====== Provided data
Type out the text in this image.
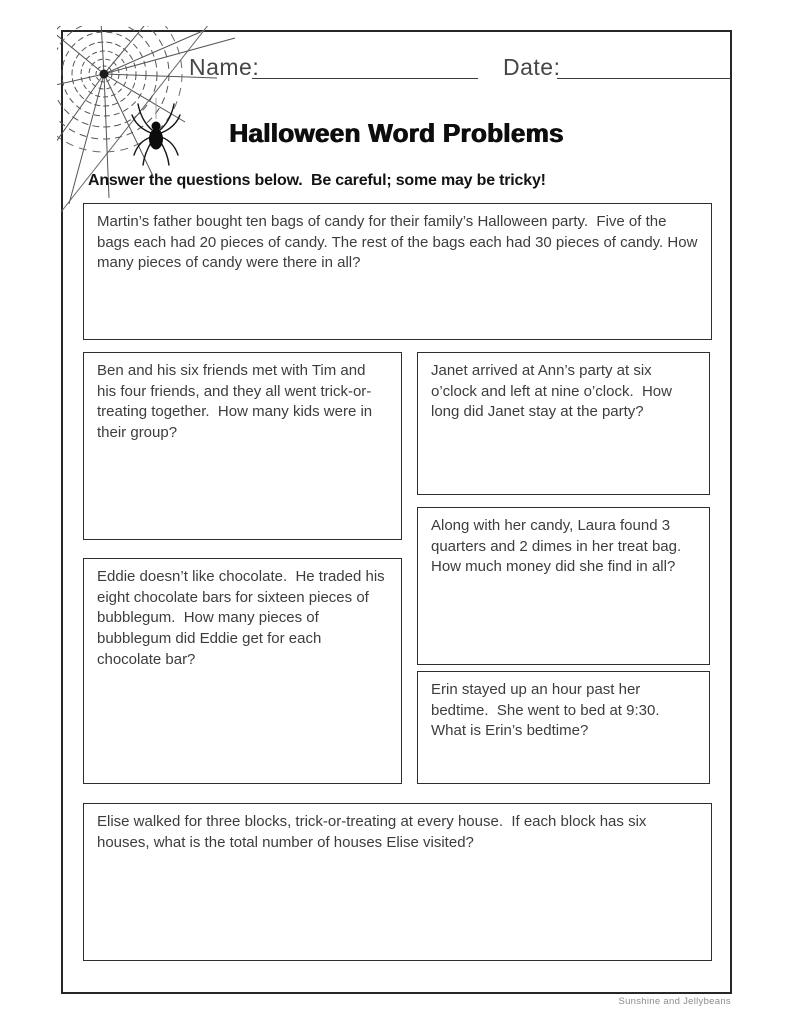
Name:	Date:
Halloween Word Problems
Answer the questions below.  Be careful; some may be tricky!

Martin’s father bought ten bags of candy for their family’s Halloween party.  Five of the bags each had 20 pieces of candy. The rest of the bags each had 30 pieces of candy. How many pieces of candy were there in all?

Ben and his six friends met with Tim and his four friends, and they all went trick-or-treating together.  How many kids were in their group?

Janet arrived at Ann’s party at six o’clock and left at nine o’clock.  How long did Janet stay at the party?

Along with her candy, Laura found 3 quarters and 2 dimes in her treat bag.  How much money did she find in all?

Eddie doesn’t like chocolate.  He traded his eight chocolate bars for sixteen pieces of bubblegum.  How many pieces of bubblegum did Eddie get for each chocolate bar?

Erin stayed up an hour past her bedtime.  She went to bed at 9:30. What is Erin’s bedtime?

Elise walked for three blocks, trick-or-treating at every house.  If each block has six houses, what is the total number of houses Elise visited?

Sunshine and Jellybeans
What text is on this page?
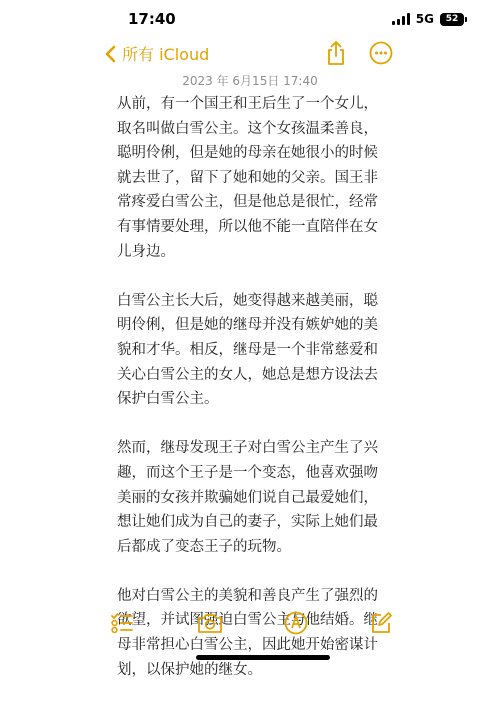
17:40	5G 52
所有 iCloud
2023 年 6月15日 17:40

从前，有一个国王和王后生了一个女儿，取名叫做白雪公主。这个女孩温柔善良，聪明伶俐，但是她的母亲在她很小的时候就去世了，留下了她和她的父亲。国王非常疼爱白雪公主，但是他总是很忙，经常有事情要处理，所以他不能一直陪伴在女儿身边。

白雪公主长大后，她变得越来越美丽，聪明伶俐，但是她的继母并没有嫉妒她的美貌和才华。相反，继母是一个非常慈爱和关心白雪公主的女人，她总是想方设法去保护白雪公主。

然而，继母发现王子对白雪公主产生了兴趣，而这个王子是一个变态，他喜欢强吻美丽的女孩并欺骗她们说自己最爱她们，想让她们成为自己的妻子，实际上她们最后都成了变态王子的玩物。

他对白雪公主的美貌和善良产生了强烈的欲望，并试图强迫白雪公主与他结婚。继母非常担心白雪公主，因此她开始密谋计划，以保护她的继女。
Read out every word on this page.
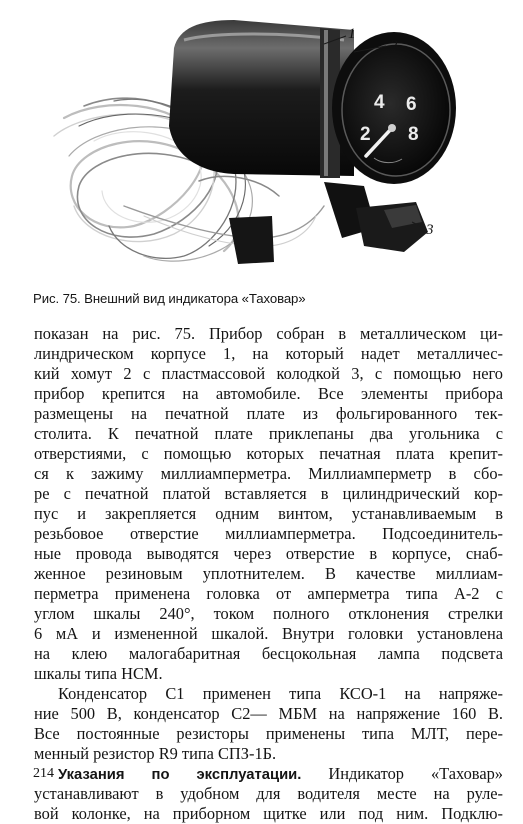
4 6
2 8
1
2
3
Рис. 75. Внешний вид индикатора «Таховар»

показан на рис. 75. Прибор собран в металлическом ци-
линдрическом корпусе 1, на который надет металличес-
кий хомут 2 с пластмассовой колодкой 3, с помощью него
прибор крепится на автомобиле. Все элементы прибора
размещены на печатной плате из фольгированного тек-
столита. К печатной плате приклепаны два угольника с
отверстиями, с помощью которых печатная плата крепит-
ся к зажиму миллиамперметра. Миллиамперметр в сбо-
ре с печатной платой вставляется в цилиндрический кор-
пус и закрепляется одним винтом, устанавливаемым в
резьбовое отверстие миллиамперметра. Подсоединитель-
ные провода выводятся через отверстие в корпусе, снаб-
женное резиновым уплотнителем. В качестве миллиам-
перметра применена головка от амперметра типа А-2 с
углом шкалы 240°, током полного отклонения стрелки
6 мА и измененной шкалой. Внутри головки установлена
на клею малогабаритная бесцокольная лампа подсвета
шкалы типа НСМ.

Конденсатор C1 применен типа КСО-1 на напряже-
ние 500 В, конденсатор C2— МБМ на напряжение 160 В.
Все постоянные резисторы применены типа МЛТ, пере-
менный резистор R9 типа СПЗ-1Б.

Указания по эксплуатации. Индикатор «Таховар»
устанавливают в удобном для водителя месте на руле-
вой колонке, на приборном щитке или под ним. Подклю-

214
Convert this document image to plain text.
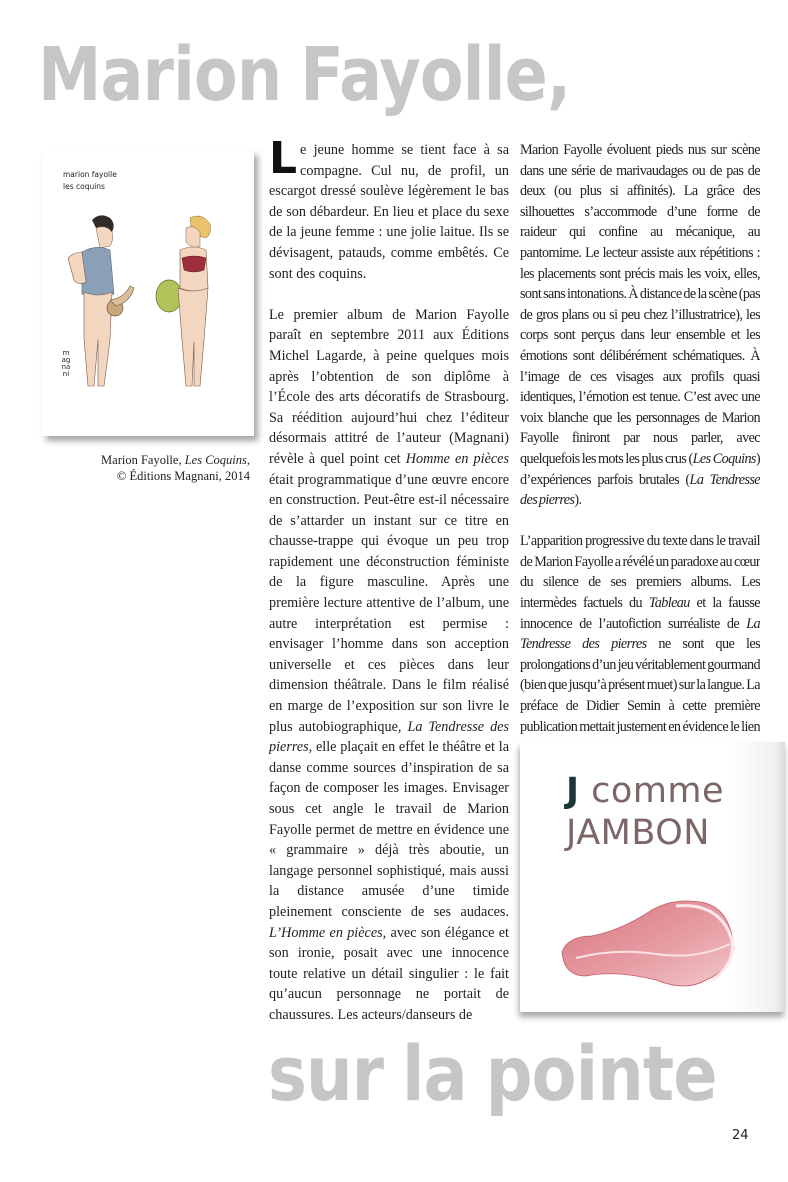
Marion Fayolle,
marion fayolle
les coquins
magnani
Marion Fayolle, Les Coquins,
© Éditions Magnani, 2014

Le jeune homme se tient face à sa compagne. Cul nu, de profil, un escargot dressé soulève légèrement le bas de son débardeur. En lieu et place du sexe de la jeune femme : une jolie laitue. Ils se dévisagent, patauds, comme embêtés. Ce sont des coquins.

Le premier album de Marion Fayolle paraît en septembre 2011 aux Éditions Michel Lagarde, à peine quelques mois après l’obtention de son diplôme à l’École des arts décoratifs de Strasbourg. Sa réédition aujourd’hui chez l’éditeur désormais attitré de l’auteur (Magnani) révèle à quel point cet Homme en pièces était programmatique d’une œuvre encore en construction. Peut-être est-il nécessaire de s’attarder un instant sur ce titre en chausse-trappe qui évoque un peu trop rapidement une déconstruction féministe de la figure masculine. Après une première lecture attentive de l’album, une autre interprétation est permise : envisager l’homme dans son acception universelle et ces pièces dans leur dimension théâtrale. Dans le film réalisé en marge de l’exposition sur son livre le plus autobiographique, La Tendresse des pierres, elle plaçait en effet le théâtre et la danse comme sources d’inspiration de sa façon de composer les images. Envisager sous cet angle le travail de Marion Fayolle permet de mettre en évidence une « grammaire » déjà très aboutie, un langage personnel sophistiqué, mais aussi la distance amusée d’une timide pleinement consciente de ses audaces. L’Homme en pièces, avec son élégance et son ironie, posait avec une innocence toute relative un détail singulier : le fait qu’aucun personnage ne portait de chaussures. Les acteurs/danseurs de

Marion Fayolle évoluent pieds nus sur scène dans une série de marivaudages ou de pas de deux (ou plus si affinités). La grâce des silhouettes s’accommode d’une forme de raideur qui confine au mécanique, au pantomime. Le lecteur assiste aux répétitions : les placements sont précis mais les voix, elles, sont sans intonations. À distance de la scène (pas de gros plans ou si peu chez l’illustratrice), les corps sont perçus dans leur ensemble et les émotions sont délibérément schématiques. À l’image de ces visages aux profils quasi identiques, l’émotion est tenue. C’est avec une voix blanche que les personnages de Marion Fayolle finiront par nous parler, avec quelquefois les mots les plus crus (Les Coquins) d’expériences parfois brutales (La Tendresse des pierres).

L’apparition progressive du texte dans le travail de Marion Fayolle a révélé un paradoxe au cœur du silence de ses premiers albums. Les intermèdes factuels du Tableau et la fausse innocence de l’autofiction surréaliste de La Tendresse des pierres ne sont que les prolongations d’un jeu véritablement gourmand (bien que jusqu’à présent muet) sur la langue. La préface de Didier Semin à cette première publication mettait justement en évidence le lien

J comme
JAMBON
sur la pointe
24
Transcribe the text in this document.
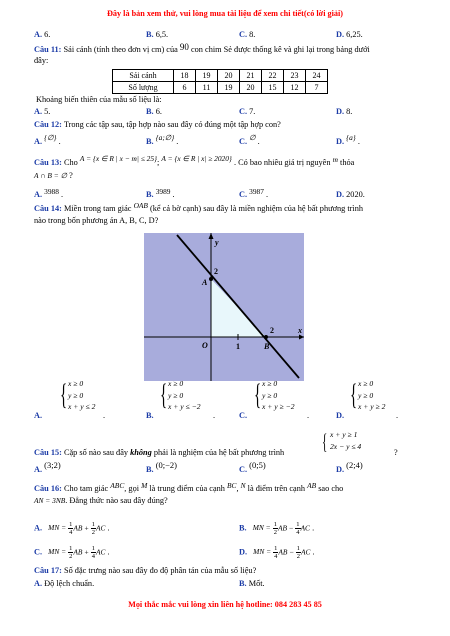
Đây là bản xem thử, vui lòng mua tài liệu để xem chi tiết(có lời giải)
A. 6.	B. 6,5.	C. 8.	D. 6,25.
Câu 11: Sải cánh (tính theo đơn vị cm) của 90 con chim Sẻ được thống kê và ghi lại trong bảng dưới
đây:
Sải cánh	18	19	20	21	22	23	24
Số lượng	6	11	19	20	15	12	7
Khoảng biến thiên của mẫu số liệu là:
A. 5.	B. 6.	C. 7.	D. 8.
Câu 12: Trong các tập sau, tập hợp nào sau đây có đúng một tập hợp con?
A. {∅} .	B. {a;∅} .	C. ∅ .	D. {a} .
Câu 13: Cho A = {x ∈ R | x − m| ≤ 25}; A = {x ∈ R | x| ≥ 2020} . Có bao nhiêu giá trị nguyên m thỏa
A ∩ B = ∅ ?
A. 3988 .	B. 3989 .	C. 3987 .	D. 2020.
Câu 14: Miền trong tam giác OAB (kể cả bờ cạnh) sau đây là miền nghiệm của hệ bất phương trình
nào trong bốn phương án A, B, C, D?
y
x
2
A
O	1
2
B
A.
{ x ≥ 0
y ≥ 0
x + y ≤ 2
.	B.
{ x ≥ 0
y ≥ 0
x + y ≤ −2
.	C.
{ x ≥ 0
y ≥ 0
x + y ≥ −2
.	D.
{ x ≥ 0
y ≥ 0
x + y ≥ 2
.
Câu 15: Cặp số nào sau đây không phải là nghiệm của hệ bất phương trình { x + y ≥ 1
2x − y ≤ 4
?
A. (3;2)	B. (0;−2)	C. (0;5)	D. (2;4)
Câu 16: Cho tam giác ABC, gọi M là trung điểm của cạnh BC, N là điểm trên cạnh AB sao cho
AN = 3NB. Đẳng thức nào sau đây đúng?
A. MN = $\frac{1}{4}$ AB + $\frac{1}{2}$ AC .	B. MN = $\frac{1}{2}$ AB − $\frac{1}{4}$ AC .
C. MN = $\frac{1}{2}$ AB + $\frac{1}{4}$ AC .	D. MN = $\frac{1}{4}$ AB − $\frac{1}{2}$ AC .
Câu 17: Số đặc trưng nào sau đây đo độ phân tán của mẫu số liệu?
A. Độ lệch chuẩn.	B. Mốt.
Mọi thắc mắc vui lòng xin liên hệ hotline: 084 283 45 85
============
§ **Do this**
Report how many lines of the listing hold the word "聪明伶俐", with nothing but the number.

§ **Worked answer**
2